◆ ENTRIES PROVIDED:
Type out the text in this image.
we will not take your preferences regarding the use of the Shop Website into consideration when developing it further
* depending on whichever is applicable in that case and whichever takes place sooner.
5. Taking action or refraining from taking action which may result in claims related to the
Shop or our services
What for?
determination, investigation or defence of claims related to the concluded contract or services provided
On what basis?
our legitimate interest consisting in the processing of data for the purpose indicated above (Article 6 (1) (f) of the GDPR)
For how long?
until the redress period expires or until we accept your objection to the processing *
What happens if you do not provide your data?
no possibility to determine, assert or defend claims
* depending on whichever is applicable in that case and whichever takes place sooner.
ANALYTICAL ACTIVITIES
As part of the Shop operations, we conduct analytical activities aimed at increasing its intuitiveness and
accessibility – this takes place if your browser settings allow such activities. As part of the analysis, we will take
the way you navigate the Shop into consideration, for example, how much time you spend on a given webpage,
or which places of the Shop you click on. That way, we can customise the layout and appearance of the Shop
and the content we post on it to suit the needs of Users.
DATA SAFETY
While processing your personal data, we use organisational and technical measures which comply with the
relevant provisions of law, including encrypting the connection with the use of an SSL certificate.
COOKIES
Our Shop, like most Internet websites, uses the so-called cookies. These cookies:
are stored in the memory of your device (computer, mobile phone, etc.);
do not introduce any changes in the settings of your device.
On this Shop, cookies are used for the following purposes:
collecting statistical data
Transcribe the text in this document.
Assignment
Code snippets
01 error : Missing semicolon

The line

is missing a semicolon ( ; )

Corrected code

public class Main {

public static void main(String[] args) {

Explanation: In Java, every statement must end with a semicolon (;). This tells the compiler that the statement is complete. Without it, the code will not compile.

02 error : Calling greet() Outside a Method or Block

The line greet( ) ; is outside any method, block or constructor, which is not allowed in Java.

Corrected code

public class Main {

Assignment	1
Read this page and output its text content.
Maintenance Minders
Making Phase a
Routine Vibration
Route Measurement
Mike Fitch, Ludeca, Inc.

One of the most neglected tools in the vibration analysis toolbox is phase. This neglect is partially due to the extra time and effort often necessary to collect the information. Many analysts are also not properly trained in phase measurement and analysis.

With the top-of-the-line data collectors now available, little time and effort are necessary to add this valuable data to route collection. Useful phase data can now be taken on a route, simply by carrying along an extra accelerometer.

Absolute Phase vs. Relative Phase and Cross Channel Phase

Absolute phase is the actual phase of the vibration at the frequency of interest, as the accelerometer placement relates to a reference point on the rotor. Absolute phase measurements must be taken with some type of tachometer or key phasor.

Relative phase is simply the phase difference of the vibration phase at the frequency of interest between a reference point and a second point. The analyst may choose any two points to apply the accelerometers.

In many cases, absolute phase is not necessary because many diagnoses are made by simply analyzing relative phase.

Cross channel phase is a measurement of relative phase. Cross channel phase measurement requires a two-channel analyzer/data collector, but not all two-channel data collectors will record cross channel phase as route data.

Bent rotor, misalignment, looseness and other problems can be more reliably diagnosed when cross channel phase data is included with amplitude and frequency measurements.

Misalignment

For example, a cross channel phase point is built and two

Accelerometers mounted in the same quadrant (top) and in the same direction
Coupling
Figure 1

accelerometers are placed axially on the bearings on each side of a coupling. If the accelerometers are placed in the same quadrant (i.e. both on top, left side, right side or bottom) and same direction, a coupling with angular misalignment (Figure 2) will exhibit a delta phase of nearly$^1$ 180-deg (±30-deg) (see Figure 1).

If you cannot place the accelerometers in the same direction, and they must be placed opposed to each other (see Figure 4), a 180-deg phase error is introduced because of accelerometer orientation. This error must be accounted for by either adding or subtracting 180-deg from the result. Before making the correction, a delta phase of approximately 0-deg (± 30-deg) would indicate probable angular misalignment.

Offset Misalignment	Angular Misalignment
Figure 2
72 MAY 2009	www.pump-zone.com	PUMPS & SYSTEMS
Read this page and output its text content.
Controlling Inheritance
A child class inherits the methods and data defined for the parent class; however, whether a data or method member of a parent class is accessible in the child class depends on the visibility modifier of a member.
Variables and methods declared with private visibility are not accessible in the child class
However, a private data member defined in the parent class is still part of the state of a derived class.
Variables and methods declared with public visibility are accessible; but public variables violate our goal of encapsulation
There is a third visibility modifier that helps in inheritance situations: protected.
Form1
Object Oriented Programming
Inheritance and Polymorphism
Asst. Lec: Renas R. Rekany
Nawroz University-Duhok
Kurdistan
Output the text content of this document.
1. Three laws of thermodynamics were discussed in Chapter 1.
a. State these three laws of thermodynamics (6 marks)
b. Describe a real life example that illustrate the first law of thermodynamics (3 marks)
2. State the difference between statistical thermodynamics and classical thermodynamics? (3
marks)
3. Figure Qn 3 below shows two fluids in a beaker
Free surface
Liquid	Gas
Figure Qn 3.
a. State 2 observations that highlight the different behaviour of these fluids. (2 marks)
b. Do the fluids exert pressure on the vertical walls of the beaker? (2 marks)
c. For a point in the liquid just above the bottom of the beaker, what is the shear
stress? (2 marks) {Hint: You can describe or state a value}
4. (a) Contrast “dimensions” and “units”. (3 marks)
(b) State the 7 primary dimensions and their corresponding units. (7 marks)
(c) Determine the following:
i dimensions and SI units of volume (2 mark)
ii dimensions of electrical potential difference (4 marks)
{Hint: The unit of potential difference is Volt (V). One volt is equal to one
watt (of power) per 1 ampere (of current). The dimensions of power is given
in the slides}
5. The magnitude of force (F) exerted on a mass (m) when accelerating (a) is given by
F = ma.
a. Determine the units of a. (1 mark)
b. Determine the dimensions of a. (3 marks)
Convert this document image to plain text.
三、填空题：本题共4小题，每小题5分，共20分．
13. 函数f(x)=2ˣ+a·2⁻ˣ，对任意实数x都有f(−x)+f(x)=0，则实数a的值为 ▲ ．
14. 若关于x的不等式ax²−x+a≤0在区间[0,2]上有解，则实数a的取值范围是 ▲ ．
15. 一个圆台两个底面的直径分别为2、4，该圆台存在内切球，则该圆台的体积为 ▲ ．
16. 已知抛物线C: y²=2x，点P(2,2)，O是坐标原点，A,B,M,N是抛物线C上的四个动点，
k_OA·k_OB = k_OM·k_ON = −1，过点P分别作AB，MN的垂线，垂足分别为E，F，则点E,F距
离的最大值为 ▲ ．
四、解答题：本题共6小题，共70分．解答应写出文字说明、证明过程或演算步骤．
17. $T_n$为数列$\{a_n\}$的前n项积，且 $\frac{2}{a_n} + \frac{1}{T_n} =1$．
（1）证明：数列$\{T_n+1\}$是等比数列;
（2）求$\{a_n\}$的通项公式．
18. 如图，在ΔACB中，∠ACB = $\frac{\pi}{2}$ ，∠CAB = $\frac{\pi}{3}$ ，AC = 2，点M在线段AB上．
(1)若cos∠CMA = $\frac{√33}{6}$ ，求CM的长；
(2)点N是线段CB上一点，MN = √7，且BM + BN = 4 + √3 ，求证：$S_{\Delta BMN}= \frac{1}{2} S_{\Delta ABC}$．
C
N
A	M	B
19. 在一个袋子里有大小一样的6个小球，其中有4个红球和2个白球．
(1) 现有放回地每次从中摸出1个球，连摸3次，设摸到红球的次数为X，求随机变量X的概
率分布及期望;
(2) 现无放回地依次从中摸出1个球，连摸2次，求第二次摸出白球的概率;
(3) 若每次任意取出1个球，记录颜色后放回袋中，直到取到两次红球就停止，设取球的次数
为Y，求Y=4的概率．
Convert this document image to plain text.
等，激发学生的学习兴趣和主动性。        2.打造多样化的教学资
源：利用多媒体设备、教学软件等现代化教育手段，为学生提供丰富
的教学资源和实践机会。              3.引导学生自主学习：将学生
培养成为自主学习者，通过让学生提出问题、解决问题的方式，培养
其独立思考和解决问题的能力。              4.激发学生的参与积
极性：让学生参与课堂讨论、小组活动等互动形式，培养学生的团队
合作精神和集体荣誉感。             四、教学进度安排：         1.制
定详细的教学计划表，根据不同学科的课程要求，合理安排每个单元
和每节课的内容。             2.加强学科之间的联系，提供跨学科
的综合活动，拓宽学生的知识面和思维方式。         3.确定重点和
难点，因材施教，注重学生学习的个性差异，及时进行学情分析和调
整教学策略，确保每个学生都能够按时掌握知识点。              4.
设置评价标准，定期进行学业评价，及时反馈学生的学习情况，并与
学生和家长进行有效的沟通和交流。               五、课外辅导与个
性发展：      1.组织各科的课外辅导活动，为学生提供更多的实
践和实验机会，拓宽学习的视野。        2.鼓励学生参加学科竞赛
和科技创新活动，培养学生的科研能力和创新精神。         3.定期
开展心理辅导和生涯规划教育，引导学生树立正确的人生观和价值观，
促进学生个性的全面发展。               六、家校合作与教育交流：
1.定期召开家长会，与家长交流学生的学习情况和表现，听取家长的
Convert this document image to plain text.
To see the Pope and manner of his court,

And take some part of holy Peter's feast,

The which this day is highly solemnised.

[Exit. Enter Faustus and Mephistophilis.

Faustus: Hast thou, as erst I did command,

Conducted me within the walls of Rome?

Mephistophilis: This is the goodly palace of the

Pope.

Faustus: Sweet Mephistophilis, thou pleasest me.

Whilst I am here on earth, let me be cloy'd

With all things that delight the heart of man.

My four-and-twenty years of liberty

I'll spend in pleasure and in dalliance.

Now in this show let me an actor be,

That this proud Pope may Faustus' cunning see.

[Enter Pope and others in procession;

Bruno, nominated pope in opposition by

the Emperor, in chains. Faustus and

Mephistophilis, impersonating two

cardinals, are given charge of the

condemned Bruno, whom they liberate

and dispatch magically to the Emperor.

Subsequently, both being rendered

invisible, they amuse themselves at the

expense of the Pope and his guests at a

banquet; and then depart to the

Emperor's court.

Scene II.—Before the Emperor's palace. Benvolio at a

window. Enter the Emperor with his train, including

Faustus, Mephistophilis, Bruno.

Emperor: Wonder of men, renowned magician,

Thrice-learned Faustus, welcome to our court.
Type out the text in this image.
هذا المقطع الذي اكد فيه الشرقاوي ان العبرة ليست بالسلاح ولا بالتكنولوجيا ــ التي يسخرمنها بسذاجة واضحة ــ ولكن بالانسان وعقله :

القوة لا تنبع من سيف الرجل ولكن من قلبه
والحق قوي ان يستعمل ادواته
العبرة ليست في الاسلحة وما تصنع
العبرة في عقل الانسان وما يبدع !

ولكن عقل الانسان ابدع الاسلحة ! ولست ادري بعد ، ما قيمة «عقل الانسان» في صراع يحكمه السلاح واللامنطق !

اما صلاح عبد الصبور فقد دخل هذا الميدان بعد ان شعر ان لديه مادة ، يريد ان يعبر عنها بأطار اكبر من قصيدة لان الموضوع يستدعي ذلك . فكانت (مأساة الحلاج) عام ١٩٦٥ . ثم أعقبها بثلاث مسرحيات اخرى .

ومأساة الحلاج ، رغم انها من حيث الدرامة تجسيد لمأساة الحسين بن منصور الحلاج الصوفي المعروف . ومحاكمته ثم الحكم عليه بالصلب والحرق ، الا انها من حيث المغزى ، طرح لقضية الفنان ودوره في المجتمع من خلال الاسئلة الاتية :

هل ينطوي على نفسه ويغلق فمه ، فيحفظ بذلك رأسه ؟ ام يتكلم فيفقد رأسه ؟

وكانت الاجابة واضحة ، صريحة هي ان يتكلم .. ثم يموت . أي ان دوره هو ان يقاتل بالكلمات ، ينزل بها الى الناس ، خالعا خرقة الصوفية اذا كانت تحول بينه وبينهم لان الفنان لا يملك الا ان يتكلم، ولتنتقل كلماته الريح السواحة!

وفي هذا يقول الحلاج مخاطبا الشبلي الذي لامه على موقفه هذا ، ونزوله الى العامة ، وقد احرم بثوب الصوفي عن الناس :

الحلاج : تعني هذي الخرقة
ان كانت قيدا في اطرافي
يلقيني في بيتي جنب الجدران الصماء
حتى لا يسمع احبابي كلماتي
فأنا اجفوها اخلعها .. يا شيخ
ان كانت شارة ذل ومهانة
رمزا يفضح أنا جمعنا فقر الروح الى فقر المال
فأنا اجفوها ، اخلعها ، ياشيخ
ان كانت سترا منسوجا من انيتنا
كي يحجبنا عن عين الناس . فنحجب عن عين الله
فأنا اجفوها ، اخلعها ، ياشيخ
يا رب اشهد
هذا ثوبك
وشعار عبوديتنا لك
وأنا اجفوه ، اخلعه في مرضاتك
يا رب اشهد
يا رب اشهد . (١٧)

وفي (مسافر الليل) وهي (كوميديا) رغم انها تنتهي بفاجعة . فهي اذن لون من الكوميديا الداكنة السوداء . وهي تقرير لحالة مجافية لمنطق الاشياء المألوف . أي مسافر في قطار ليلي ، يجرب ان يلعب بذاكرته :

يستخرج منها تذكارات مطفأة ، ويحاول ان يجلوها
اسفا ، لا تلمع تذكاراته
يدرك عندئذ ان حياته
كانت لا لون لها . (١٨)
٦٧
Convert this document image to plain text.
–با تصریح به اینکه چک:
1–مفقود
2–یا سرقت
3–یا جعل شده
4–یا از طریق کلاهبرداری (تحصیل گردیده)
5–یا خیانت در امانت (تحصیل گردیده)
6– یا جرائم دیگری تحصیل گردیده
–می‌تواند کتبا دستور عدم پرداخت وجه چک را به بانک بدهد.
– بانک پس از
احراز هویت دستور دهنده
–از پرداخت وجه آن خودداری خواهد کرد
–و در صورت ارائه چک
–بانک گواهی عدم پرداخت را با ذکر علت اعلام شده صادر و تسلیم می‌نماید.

◆ WHAT THIS TASK INVOLVES: Gather from the entries above all lines that include the string "واضحة".

◆ FINISHED ANSWER:
هذا المقطع الذي اكد فيه الشرقاوي ان العبرة ليست بالسلاح ولا بالتكنولوجيا ــ التي يسخرمنها بسذاجة واضحة ــ ولكن بالانسان وعقله :
وكانت الاجابة واضحة ، صريحة هي ان يتكلم .. ثم يموت . أي ان دوره هو ان يقاتل بالكلمات ، ينزل بها الى الناس ، خالعا خرقة الصوفية اذا كانت تحول بينه وبينهم لان الفنان لا يملك الا ان يتكلم، ولتنتقل كلماته الريح السواحة!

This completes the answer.